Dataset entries
------------------------------------------------------------
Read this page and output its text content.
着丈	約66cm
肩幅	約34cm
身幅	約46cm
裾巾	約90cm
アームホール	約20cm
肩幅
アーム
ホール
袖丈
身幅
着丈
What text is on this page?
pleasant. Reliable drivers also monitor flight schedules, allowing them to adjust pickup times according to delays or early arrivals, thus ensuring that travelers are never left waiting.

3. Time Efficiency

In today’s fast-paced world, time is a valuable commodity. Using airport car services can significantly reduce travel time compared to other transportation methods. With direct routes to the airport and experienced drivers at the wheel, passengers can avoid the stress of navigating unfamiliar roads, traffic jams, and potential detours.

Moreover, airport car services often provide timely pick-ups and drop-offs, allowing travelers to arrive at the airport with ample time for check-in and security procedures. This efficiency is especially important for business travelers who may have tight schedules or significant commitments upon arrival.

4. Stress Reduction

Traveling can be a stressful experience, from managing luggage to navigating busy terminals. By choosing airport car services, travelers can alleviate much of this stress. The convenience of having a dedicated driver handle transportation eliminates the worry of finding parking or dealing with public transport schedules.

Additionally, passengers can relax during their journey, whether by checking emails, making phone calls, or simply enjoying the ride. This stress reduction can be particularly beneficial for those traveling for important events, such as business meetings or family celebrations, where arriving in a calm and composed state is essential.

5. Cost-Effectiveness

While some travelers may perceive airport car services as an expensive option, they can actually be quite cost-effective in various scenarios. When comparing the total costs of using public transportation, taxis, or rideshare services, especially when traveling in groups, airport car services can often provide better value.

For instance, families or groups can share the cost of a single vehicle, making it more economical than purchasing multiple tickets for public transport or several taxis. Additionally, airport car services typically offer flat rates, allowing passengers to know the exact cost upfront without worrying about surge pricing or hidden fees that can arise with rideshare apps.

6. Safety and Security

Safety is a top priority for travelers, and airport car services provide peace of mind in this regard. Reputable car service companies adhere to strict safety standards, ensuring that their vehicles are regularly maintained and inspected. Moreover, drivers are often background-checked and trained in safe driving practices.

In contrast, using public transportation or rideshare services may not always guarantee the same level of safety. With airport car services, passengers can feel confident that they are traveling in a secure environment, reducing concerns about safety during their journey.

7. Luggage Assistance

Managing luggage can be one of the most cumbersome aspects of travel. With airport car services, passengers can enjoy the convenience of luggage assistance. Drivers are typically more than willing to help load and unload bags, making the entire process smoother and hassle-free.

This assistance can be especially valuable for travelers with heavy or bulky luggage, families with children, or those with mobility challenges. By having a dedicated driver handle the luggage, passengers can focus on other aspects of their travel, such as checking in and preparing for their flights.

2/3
------------------------------------------------------------
* **THE TASK**
Pick out every line with the string "ensuring" and copy it.

* **COMPLETE RESPONSE**
pleasant. Reliable drivers also monitor flight schedules, allowing them to adjust pickup times according to delays or early arrivals, thus ensuring that travelers are never left waiting.
Safety is a top priority for travelers, and airport car services provide peace of mind in this regard. Reputable car service companies adhere to strict safety standards, ensuring that their vehicles are regularly maintained and inspected. Moreover, drivers are often background-checked and trained in safe driving practices.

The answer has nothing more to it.